- _Given problem_:
Copy every line that holds "Горючий".

** START Supplied entries **

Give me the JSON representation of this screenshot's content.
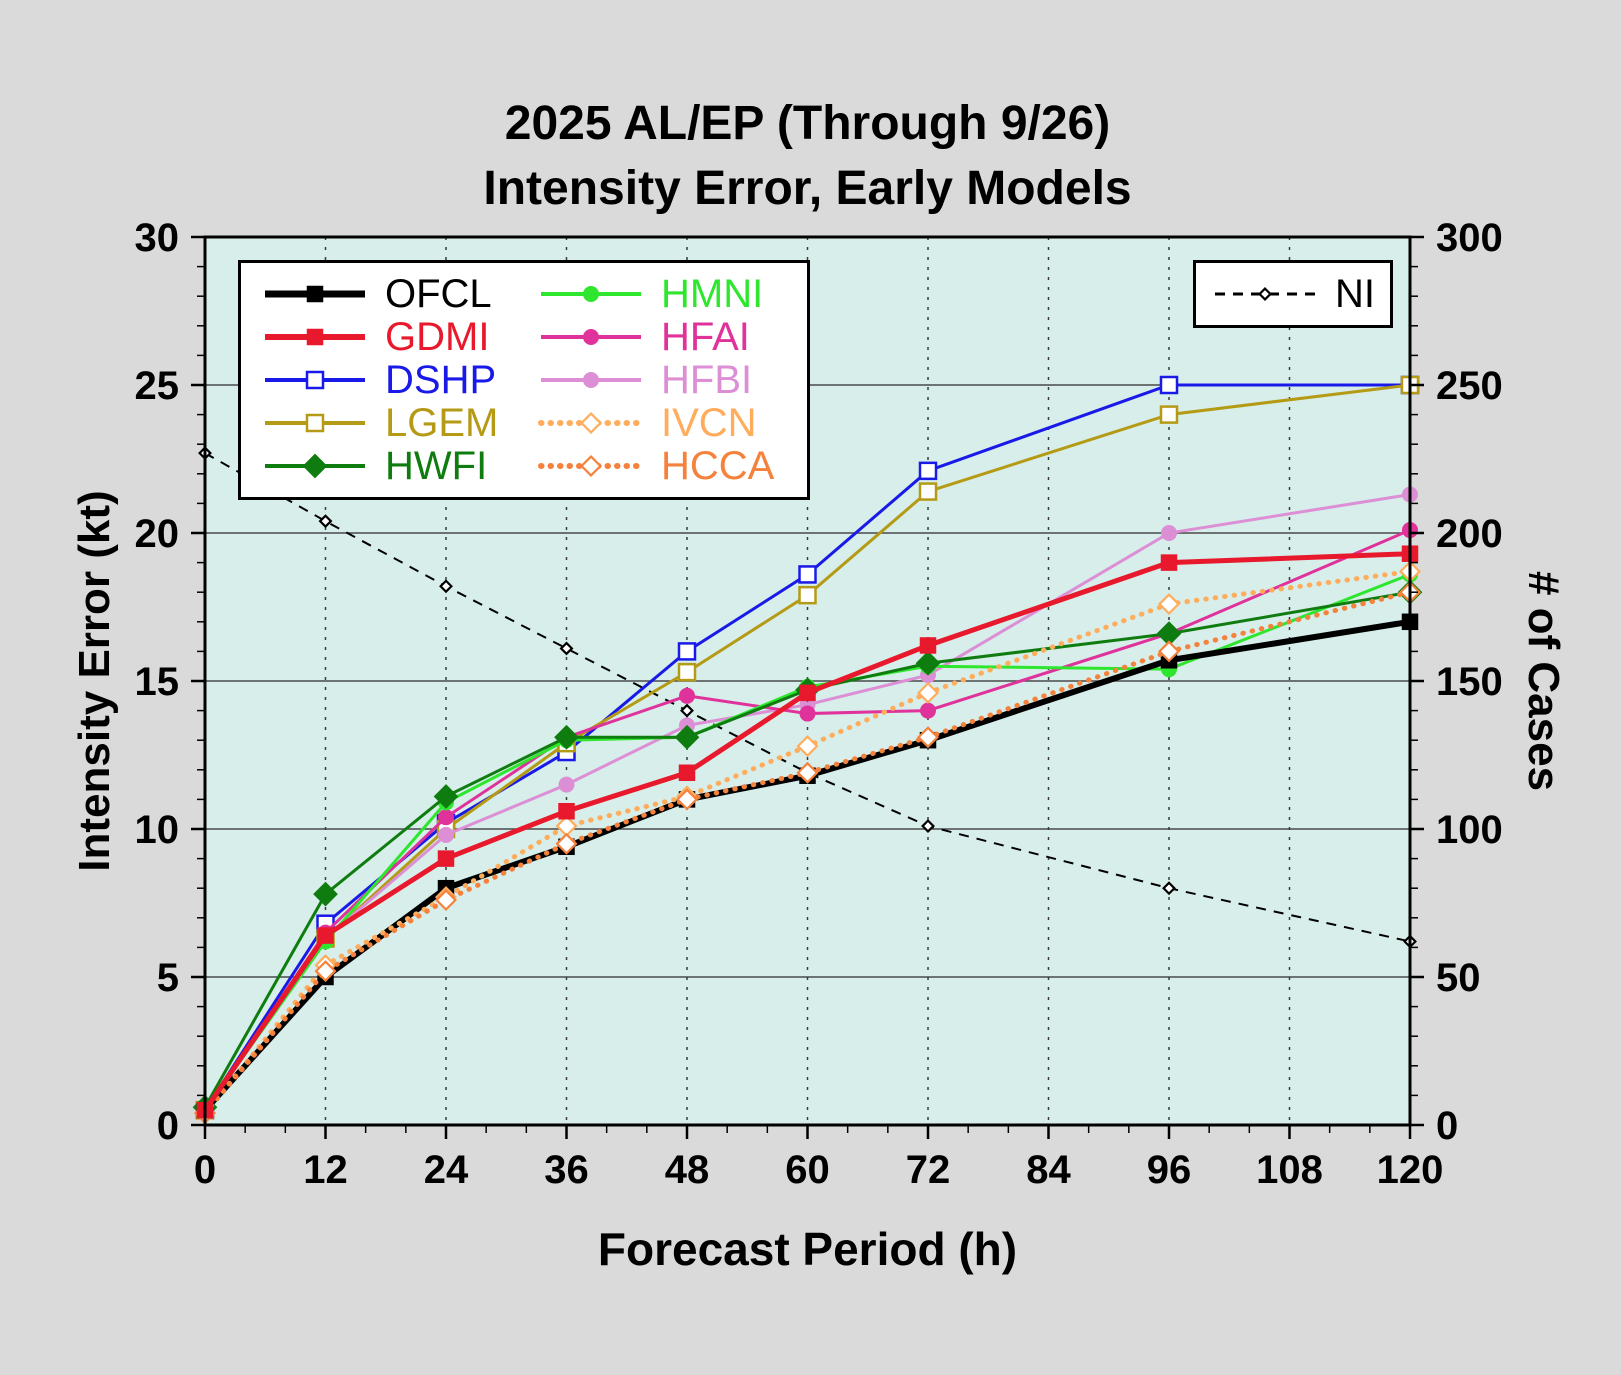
{
  "chart_data": {
    "type": "line",
    "title_line1": "2025 AL/EP (Through 9/26)",
    "title_line2": "Intensity Error, Early Models",
    "xlabel": "Forecast Period (h)",
    "ylabel_left": "Intensity Error (kt)",
    "ylabel_right": "# of Cases",
    "x": [
      0,
      12,
      24,
      36,
      48,
      60,
      72,
      96,
      120
    ],
    "xlim": [
      0,
      120
    ],
    "x_ticks": [
      0,
      12,
      24,
      36,
      48,
      60,
      72,
      84,
      96,
      108,
      120
    ],
    "ylim_left": [
      0,
      30
    ],
    "y_ticks_left": [
      0,
      5,
      10,
      15,
      20,
      25,
      30
    ],
    "ylim_right": [
      0,
      300
    ],
    "y_ticks_right": [
      0,
      50,
      100,
      150,
      200,
      250,
      300
    ],
    "grid": {
      "horizontal": "solid",
      "vertical": "dashed"
    },
    "legend_position": "upper-left",
    "page_bg": "#dadada",
    "plot_bg": "#d7eeea",
    "series": [
      {
        "name": "NI",
        "color": "#000000",
        "width": 2,
        "dash": "dashed",
        "marker": "diamond",
        "marker_fill": "open",
        "marker_size": 4,
        "axis": "right",
        "values": [
          227,
          204,
          182,
          161,
          140,
          119,
          101,
          80,
          62
        ]
      },
      {
        "name": "DSHP",
        "color": "#1a1ae8",
        "width": 3,
        "dash": "solid",
        "marker": "square",
        "marker_fill": "open",
        "marker_size": 8,
        "axis": "left",
        "values": [
          0.5,
          6.8,
          10.2,
          12.6,
          16.0,
          18.6,
          22.1,
          25.0,
          25.0
        ]
      },
      {
        "name": "LGEM",
        "color": "#b59a16",
        "width": 3,
        "dash": "solid",
        "marker": "square",
        "marker_fill": "open",
        "marker_size": 8,
        "axis": "left",
        "values": [
          0.5,
          6.3,
          10.0,
          12.9,
          15.3,
          17.9,
          21.4,
          24.0,
          25.0
        ]
      },
      {
        "name": "HFBI",
        "color": "#dd8fd6",
        "width": 3,
        "dash": "solid",
        "marker": "circle",
        "marker_fill": "filled",
        "marker_size": 7,
        "axis": "left",
        "values": [
          0.5,
          6.3,
          9.8,
          11.5,
          13.5,
          14.2,
          15.2,
          20.0,
          21.3
        ]
      },
      {
        "name": "HFAI",
        "color": "#e0329b",
        "width": 3,
        "dash": "solid",
        "marker": "circle",
        "marker_fill": "filled",
        "marker_size": 7,
        "axis": "left",
        "values": [
          0.5,
          6.5,
          10.4,
          13.1,
          14.5,
          13.9,
          14.0,
          16.6,
          20.1
        ]
      },
      {
        "name": "HMNI",
        "color": "#2fe62f",
        "width": 3,
        "dash": "solid",
        "marker": "circle",
        "marker_fill": "filled",
        "marker_size": 7,
        "axis": "left",
        "values": [
          0.5,
          6.2,
          10.9,
          13.0,
          13.1,
          14.8,
          15.5,
          15.4,
          18.6
        ]
      },
      {
        "name": "HWFI",
        "color": "#0f7c0f",
        "width": 3,
        "dash": "solid",
        "marker": "diamond",
        "marker_fill": "filled",
        "marker_size": 8,
        "axis": "left",
        "values": [
          0.6,
          7.8,
          11.1,
          13.1,
          13.1,
          14.7,
          15.6,
          16.6,
          18.0
        ]
      },
      {
        "name": "OFCL",
        "color": "#000000",
        "width": 6,
        "dash": "solid",
        "marker": "square",
        "marker_fill": "filled",
        "marker_size": 7,
        "axis": "left",
        "values": [
          0.5,
          5.0,
          8.0,
          9.4,
          11.0,
          11.8,
          13.0,
          15.7,
          17.0
        ]
      },
      {
        "name": "IVCN",
        "color": "#ffad5c",
        "width": 5,
        "dash": "dotted",
        "marker": "diamond",
        "marker_fill": "open",
        "marker_size": 7,
        "axis": "left",
        "values": [
          0.4,
          5.4,
          7.7,
          10.1,
          11.1,
          12.8,
          14.6,
          17.6,
          18.7
        ]
      },
      {
        "name": "HCCA",
        "color": "#f5823c",
        "width": 5,
        "dash": "dotted",
        "marker": "diamond",
        "marker_fill": "open",
        "marker_size": 7,
        "axis": "left",
        "values": [
          0.4,
          5.2,
          7.6,
          9.5,
          11.0,
          11.9,
          13.1,
          16.0,
          18.0
        ]
      }
    ],
    "legend_main_columns": [
      [
        "OFCL",
        "GDMI",
        "DSHP",
        "LGEM",
        "HWFI"
      ],
      [
        "HMNI",
        "HFAI",
        "HFBI",
        "IVCN",
        "HCCA"
      ]
    ],
    "legend_ni": [
      "NI"
    ],
    "gdmi": {
      "name": "GDMI",
      "color": "#e8192c",
      "width": 5,
      "dash": "solid",
      "marker": "square",
      "marker_fill": "filled",
      "marker_size": 7,
      "axis": "left",
      "values": [
        0.5,
        6.4,
        9.0,
        10.6,
        11.9,
        14.6,
        16.2,
        19.0,
        19.3
      ]
    }
  }
}
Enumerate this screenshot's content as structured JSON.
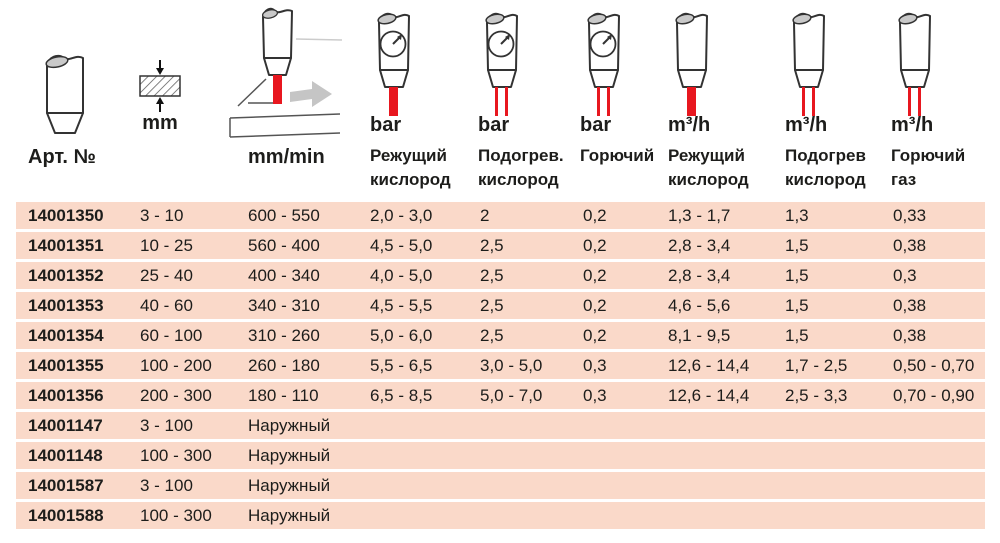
{
  "header": {
    "art_label": "Арт. №",
    "thickness_unit": "mm",
    "speed_unit": "mm/min",
    "gas_columns": [
      {
        "unit": "bar",
        "label_line1": "Режущий",
        "label_line2": "кислород",
        "icon": "torch-gauge-single-jet-icon",
        "gauge": true,
        "jets": "single"
      },
      {
        "unit": "bar",
        "label_line1": "Подогрев.",
        "label_line2": "кислород",
        "icon": "torch-gauge-double-jet-icon",
        "gauge": true,
        "jets": "double"
      },
      {
        "unit": "bar",
        "label_line1": "Горючий",
        "label_line2": "",
        "icon": "torch-gauge-double-jet-icon",
        "gauge": true,
        "jets": "double"
      },
      {
        "unit": "m³/h",
        "label_line1": "Режущий",
        "label_line2": "кислород",
        "icon": "torch-single-jet-icon",
        "gauge": false,
        "jets": "single"
      },
      {
        "unit": "m³/h",
        "label_line1": "Подогрев",
        "label_line2": "кислород",
        "icon": "torch-double-jet-icon",
        "gauge": false,
        "jets": "double"
      },
      {
        "unit": "m³/h",
        "label_line1": "Горючий",
        "label_line2": "газ",
        "icon": "torch-double-jet-icon",
        "gauge": false,
        "jets": "double"
      }
    ],
    "pictogram_icons": [
      "nozzle-icon",
      "plate-thickness-icon",
      "torch-cutting-speed-icon"
    ]
  },
  "colors": {
    "row_bg": "#fad9c9",
    "flame_red": "#e8171f",
    "outline": "#333333",
    "metal_gray": "#c9c9c9",
    "arrow_gray": "#c5c5c5",
    "text": "#1d1d1b"
  },
  "chart_data": {
    "type": "table",
    "columns": [
      "Арт. №",
      "mm",
      "mm/min",
      "bar Режущий кислород",
      "bar Подогрев. кислород",
      "bar Горючий",
      "m³/h Режущий кислород",
      "m³/h Подогрев кислород",
      "m³/h Горючий газ"
    ],
    "rows": [
      [
        "14001350",
        "3 - 10",
        "600 - 550",
        "2,0 - 3,0",
        "2",
        "0,2",
        "1,3 - 1,7",
        "1,3",
        "0,33"
      ],
      [
        "14001351",
        "10 - 25",
        "560 - 400",
        "4,5 - 5,0",
        "2,5",
        "0,2",
        "2,8 - 3,4",
        "1,5",
        "0,38"
      ],
      [
        "14001352",
        "25 - 40",
        "400 - 340",
        "4,0 - 5,0",
        "2,5",
        "0,2",
        "2,8 - 3,4",
        "1,5",
        "0,3"
      ],
      [
        "14001353",
        "40 - 60",
        "340 - 310",
        "4,5 - 5,5",
        "2,5",
        "0,2",
        "4,6 - 5,6",
        "1,5",
        "0,38"
      ],
      [
        "14001354",
        "60 - 100",
        "310 - 260",
        "5,0 - 6,0",
        "2,5",
        "0,2",
        "8,1 - 9,5",
        "1,5",
        "0,38"
      ],
      [
        "14001355",
        "100 - 200",
        "260 - 180",
        "5,5 - 6,5",
        "3,0 - 5,0",
        "0,3",
        "12,6 - 14,4",
        "1,7 - 2,5",
        "0,50 - 0,70"
      ],
      [
        "14001356",
        "200 - 300",
        "180 - 110",
        "6,5 - 8,5",
        "5,0 - 7,0",
        "0,3",
        "12,6 - 14,4",
        "2,5 - 3,3",
        "0,70 - 0,90"
      ],
      [
        "14001147",
        "3 - 100",
        "Наружный",
        "",
        "",
        "",
        "",
        "",
        ""
      ],
      [
        "14001148",
        "100 - 300",
        "Наружный",
        "",
        "",
        "",
        "",
        "",
        ""
      ],
      [
        "14001587",
        "3 - 100",
        "Наружный",
        "",
        "",
        "",
        "",
        "",
        ""
      ],
      [
        "14001588",
        "100 - 300",
        "Наружный",
        "",
        "",
        "",
        "",
        "",
        ""
      ]
    ]
  }
}
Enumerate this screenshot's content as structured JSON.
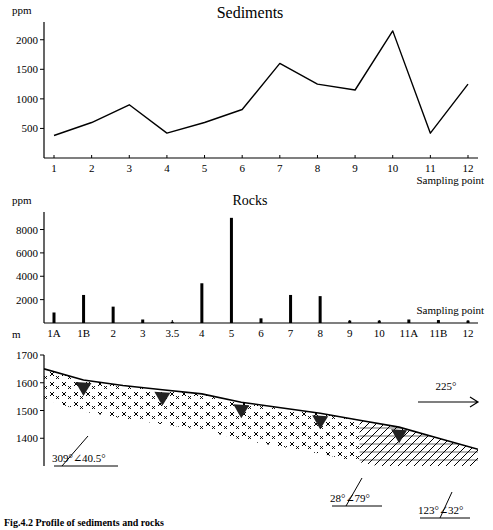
{
  "chart_data": [
    {
      "type": "line",
      "title": "Sediments",
      "y_label": "ppm",
      "x_label": "Sampling point",
      "categories": [
        "1",
        "2",
        "3",
        "4",
        "5",
        "6",
        "7",
        "8",
        "9",
        "10",
        "11",
        "12"
      ],
      "values": [
        380,
        600,
        900,
        420,
        600,
        820,
        1600,
        1250,
        1150,
        2150,
        420,
        1250
      ],
      "color": "#000000",
      "ylim": [
        0,
        2300
      ],
      "yticks": [
        500,
        1000,
        1500,
        2000
      ]
    },
    {
      "type": "bar",
      "title": "Rocks",
      "y_label": "ppm",
      "x_label": "Sampling point",
      "categories": [
        "1A",
        "1B",
        "2",
        "3",
        "3.5",
        "4",
        "5",
        "6",
        "7",
        "8",
        "9",
        "10",
        "11A",
        "11B",
        "12"
      ],
      "values": [
        900,
        2400,
        1400,
        300,
        100,
        3400,
        9000,
        400,
        2400,
        2300,
        200,
        200,
        300,
        250,
        200
      ],
      "color": "#000000",
      "ylim": [
        0,
        9500
      ],
      "yticks": [
        2000,
        4000,
        6000,
        8000
      ]
    },
    {
      "type": "profile",
      "y_label": "m",
      "categories": [
        null,
        null,
        null,
        null,
        null,
        null,
        null,
        null,
        null,
        null,
        null,
        null
      ],
      "values": [
        1650,
        1610,
        1590,
        1575,
        1560,
        1530,
        1510,
        1490,
        1465,
        1440,
        1400,
        1360
      ],
      "color": "#000000",
      "ylim": [
        1300,
        1700
      ],
      "yticks": [
        1400,
        1500,
        1600,
        1700
      ],
      "tick_labels": "y",
      "annotations": [
        "309°∠40.5°",
        "28°∠79°",
        "123°∠32°",
        "225°"
      ]
    }
  ],
  "caption": "Fig.4.2 Profile of sediments and rocks"
}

** END Supplied entries **

- _Exercise response_:
        "label_line1": "Горючий",
        "label_line1": "Горючий",
      "bar Горючий",
      "m³/h Горючий газ"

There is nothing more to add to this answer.